## To do
Take every line where the string "server" appears and copy it.

## Stored rows
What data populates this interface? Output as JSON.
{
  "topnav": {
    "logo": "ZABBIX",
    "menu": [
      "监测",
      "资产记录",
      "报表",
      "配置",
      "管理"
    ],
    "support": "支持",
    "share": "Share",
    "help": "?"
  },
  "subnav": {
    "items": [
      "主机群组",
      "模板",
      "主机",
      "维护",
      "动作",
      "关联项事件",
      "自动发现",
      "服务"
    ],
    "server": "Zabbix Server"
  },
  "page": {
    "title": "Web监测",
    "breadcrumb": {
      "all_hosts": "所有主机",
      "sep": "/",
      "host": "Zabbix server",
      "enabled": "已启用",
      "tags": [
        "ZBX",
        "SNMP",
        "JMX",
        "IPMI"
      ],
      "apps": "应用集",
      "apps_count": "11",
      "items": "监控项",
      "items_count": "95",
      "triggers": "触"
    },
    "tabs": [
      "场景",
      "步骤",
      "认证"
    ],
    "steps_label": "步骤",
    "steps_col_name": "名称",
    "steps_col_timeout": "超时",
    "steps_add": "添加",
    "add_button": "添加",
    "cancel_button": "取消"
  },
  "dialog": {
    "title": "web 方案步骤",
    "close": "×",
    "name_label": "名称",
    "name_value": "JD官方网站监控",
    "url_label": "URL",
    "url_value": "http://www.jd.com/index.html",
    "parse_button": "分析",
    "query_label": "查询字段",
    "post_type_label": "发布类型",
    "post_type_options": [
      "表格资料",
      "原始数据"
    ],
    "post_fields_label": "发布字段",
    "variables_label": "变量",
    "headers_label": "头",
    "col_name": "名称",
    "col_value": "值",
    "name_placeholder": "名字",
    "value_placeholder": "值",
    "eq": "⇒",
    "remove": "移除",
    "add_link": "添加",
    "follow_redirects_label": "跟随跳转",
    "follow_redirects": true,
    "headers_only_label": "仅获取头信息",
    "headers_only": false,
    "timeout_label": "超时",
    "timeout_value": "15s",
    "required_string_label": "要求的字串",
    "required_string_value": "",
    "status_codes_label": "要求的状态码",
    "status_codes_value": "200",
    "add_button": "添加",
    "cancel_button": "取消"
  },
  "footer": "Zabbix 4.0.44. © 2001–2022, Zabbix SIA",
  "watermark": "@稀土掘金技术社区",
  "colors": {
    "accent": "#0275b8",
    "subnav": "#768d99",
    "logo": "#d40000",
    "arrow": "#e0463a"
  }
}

## Solution to the exercise
    "server": "Zabbix Server"
      "host": "Zabbix server",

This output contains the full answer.